[DOCUMENT TEXT]
--*--

Utowin (ウトウィン) is a brash, easy-going member of the Knights Moralis whose attitude masks a lingering feeling of self-deprecation. He is from Ghodrey, City of Magic in the north, like Olruggio.

==== Galga ====

Galga (ガルガ, Garuga) is a member of the Knights Moralis, and Atwert's lover. Appearing aloof, he is really a quiet and simple man. He had his mind wiped permanently by Ininia and was about to be exiled by the Wise Ones to a solitary island called Adanlee, whereupon Atwert takes him in as his apprentice to care for him.

==== Ekoh and Etlan====
Ekoh (エコー, Ekō) and Etlan (エトラン, Etoran) are twin juvenile Knight apprentices who have yet to take their profession seriously.

== Ezrest ==
Ezrest (エズレスト, Ezuresuto) is the largest city in all of the Zozah Peninsula and its de facto capital.

=== King Deanreldy Ezrest ===
King Deanreldy Ezrest (ディンレルディ・エズレスト, Dinrerudi Ezuresuto) is the head of the royal family and the sovereign ruler of the Zozah Peninsula who wishes to learn magic to improve his people's lives, despite not knowing its secret.

--*--

[EXERCISE DETAILS]
From the text on the Knights Moralis and Ezrest, extract everything from "Utowin (ウトウィン) is" down to "care for him.", word for word.

(Page layout parsing data)
--*--

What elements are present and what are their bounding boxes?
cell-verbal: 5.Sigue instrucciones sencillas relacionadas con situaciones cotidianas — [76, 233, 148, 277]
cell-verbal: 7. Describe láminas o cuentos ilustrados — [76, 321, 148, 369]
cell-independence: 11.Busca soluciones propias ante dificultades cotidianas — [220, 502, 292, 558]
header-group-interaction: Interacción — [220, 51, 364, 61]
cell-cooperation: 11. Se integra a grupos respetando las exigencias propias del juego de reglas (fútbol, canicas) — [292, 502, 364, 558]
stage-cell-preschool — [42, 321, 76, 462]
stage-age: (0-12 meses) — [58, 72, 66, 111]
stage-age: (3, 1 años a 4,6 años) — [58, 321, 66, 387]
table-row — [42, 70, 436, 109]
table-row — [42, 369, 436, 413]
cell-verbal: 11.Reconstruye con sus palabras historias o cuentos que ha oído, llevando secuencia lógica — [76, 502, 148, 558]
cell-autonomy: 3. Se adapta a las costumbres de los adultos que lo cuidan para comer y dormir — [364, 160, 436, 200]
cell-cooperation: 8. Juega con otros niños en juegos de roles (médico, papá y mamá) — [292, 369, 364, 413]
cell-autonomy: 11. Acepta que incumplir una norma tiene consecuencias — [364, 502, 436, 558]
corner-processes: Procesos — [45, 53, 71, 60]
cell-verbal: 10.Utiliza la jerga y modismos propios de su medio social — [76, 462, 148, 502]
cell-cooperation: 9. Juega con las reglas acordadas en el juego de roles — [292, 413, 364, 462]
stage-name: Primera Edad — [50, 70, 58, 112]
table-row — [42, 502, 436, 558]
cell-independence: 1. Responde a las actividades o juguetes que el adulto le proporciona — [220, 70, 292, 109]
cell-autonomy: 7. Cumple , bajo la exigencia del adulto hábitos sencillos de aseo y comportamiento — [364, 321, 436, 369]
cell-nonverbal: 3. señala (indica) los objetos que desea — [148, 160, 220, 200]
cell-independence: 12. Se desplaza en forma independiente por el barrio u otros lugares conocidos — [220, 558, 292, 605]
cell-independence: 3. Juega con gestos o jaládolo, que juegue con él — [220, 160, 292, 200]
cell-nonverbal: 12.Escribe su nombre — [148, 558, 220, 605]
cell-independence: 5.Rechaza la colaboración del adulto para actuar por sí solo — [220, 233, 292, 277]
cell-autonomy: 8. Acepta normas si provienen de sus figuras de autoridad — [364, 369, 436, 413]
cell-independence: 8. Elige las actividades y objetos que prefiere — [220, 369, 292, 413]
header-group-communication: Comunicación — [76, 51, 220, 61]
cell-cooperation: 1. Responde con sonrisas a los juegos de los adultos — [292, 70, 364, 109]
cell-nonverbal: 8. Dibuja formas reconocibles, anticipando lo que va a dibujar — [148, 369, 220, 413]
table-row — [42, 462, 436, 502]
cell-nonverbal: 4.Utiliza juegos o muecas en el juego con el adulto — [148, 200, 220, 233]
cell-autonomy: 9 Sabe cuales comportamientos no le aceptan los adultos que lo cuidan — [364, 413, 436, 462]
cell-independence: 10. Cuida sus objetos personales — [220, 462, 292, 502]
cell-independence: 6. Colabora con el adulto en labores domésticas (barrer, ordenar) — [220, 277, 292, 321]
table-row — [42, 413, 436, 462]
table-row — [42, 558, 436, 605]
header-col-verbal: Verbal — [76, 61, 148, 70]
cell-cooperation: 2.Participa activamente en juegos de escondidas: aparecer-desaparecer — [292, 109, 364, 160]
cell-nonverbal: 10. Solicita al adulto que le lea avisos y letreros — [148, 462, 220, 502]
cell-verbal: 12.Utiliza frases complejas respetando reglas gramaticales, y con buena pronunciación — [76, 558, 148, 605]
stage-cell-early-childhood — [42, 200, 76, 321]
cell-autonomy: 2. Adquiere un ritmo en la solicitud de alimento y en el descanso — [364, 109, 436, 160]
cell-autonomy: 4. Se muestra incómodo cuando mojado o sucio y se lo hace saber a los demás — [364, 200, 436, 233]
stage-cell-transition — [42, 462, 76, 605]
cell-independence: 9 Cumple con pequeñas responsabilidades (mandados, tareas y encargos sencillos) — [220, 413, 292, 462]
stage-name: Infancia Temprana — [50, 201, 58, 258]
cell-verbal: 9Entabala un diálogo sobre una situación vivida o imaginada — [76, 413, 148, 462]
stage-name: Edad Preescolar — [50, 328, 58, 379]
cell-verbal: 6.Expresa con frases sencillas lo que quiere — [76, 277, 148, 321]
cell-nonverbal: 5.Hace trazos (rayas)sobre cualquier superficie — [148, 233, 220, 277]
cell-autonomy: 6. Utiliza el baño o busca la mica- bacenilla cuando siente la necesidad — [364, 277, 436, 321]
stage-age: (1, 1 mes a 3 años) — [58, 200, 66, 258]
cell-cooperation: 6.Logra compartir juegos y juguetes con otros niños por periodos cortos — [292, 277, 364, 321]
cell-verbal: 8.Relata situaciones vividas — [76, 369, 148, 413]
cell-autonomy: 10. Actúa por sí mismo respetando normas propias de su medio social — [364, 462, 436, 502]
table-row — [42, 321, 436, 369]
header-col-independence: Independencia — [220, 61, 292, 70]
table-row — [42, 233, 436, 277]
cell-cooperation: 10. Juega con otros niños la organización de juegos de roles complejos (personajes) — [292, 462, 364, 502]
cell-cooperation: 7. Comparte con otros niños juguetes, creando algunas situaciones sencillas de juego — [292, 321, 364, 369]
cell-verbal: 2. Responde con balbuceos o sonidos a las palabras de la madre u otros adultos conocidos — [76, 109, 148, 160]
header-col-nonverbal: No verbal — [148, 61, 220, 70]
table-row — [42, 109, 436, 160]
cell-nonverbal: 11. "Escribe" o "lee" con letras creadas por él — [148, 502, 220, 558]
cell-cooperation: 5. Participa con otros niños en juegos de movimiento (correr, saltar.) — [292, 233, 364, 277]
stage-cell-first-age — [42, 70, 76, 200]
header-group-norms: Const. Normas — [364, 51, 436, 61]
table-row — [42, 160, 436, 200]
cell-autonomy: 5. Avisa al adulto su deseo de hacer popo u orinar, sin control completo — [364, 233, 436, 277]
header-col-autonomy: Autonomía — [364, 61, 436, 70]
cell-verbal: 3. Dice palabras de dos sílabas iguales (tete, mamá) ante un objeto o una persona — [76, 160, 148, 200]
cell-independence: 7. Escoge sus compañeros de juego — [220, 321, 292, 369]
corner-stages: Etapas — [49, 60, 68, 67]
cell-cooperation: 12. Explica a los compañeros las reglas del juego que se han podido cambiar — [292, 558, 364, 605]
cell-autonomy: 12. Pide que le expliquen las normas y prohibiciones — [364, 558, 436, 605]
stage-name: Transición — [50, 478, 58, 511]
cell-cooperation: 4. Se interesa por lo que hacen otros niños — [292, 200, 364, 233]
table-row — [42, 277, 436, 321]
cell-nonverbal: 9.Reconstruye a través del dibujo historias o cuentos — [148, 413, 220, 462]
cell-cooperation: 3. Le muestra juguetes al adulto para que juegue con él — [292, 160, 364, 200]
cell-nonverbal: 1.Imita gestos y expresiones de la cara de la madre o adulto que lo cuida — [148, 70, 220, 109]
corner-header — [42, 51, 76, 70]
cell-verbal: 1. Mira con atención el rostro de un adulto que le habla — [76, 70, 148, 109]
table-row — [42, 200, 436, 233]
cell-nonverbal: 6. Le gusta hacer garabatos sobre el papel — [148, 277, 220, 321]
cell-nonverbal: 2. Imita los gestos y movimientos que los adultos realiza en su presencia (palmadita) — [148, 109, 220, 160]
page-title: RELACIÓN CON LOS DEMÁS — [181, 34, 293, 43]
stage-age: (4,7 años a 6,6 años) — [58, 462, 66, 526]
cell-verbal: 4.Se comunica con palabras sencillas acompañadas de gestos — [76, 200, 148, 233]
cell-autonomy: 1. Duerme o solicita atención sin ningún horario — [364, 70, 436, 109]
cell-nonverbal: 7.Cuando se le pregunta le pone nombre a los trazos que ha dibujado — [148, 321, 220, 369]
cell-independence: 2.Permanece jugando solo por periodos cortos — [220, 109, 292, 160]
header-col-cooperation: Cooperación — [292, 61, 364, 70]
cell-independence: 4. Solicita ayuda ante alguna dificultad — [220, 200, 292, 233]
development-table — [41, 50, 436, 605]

--*--

[TASK RESPONSE]
Utowin (ウトウィン) is a brash, easy-going member of the Knights Moralis whose attitude masks a lingering feeling of self-deprecation. He is from Ghodrey, City of Magic in the north, like Olruggio.

==== Galga ====

Galga (ガルガ, Garuga) is a member of the Knights Moralis, and Atwert's lover. Appearing aloof, he is really a quiet and simple man. He had his mind wiped permanently by Ininia and was about to be exiled by the Wise Ones to a solitary island called Adanlee, whereupon Atwert takes him in as his apprentice to care for him.